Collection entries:
────────────────

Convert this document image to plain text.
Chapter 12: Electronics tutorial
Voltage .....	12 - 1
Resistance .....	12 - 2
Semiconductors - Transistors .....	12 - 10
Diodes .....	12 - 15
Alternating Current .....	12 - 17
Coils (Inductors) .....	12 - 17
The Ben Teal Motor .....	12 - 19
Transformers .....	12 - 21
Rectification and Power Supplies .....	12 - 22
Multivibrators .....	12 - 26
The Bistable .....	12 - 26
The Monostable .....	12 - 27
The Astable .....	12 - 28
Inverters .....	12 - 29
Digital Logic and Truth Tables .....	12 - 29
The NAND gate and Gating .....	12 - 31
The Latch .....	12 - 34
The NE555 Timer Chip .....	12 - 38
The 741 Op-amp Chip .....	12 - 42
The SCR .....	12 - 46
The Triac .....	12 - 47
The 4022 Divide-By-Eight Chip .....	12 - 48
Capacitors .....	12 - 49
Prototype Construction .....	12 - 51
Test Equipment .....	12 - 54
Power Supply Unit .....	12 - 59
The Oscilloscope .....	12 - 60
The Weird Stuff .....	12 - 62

────────────────

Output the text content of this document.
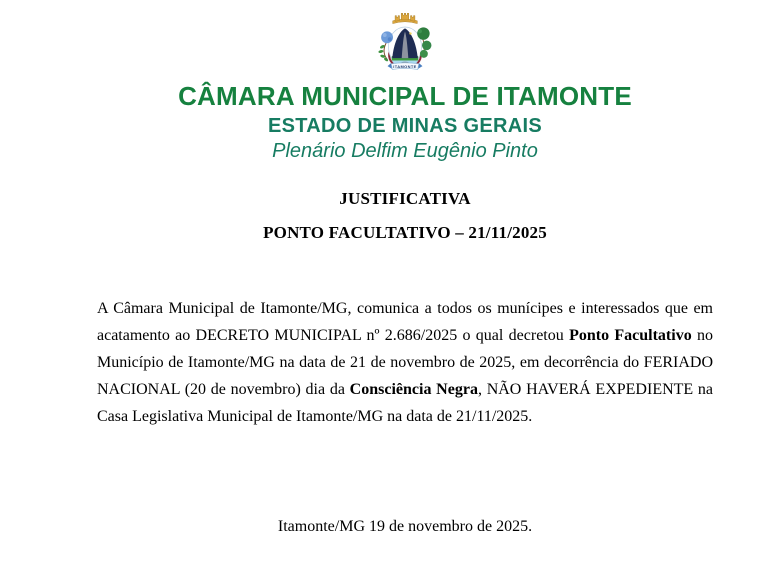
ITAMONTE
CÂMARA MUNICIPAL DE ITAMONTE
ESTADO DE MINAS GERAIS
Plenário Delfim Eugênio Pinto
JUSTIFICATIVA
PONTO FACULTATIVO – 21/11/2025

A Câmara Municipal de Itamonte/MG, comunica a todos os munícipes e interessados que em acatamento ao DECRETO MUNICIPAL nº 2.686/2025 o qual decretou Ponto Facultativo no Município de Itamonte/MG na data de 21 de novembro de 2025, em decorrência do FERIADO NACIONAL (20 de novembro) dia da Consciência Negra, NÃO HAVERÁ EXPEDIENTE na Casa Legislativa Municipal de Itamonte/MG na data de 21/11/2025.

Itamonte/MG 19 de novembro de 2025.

────────────────

== What you will do ==
Copy every line of the records above that holds the word "document".

== Final result ==
Convert this document image to plain text.
Output the text content of this document.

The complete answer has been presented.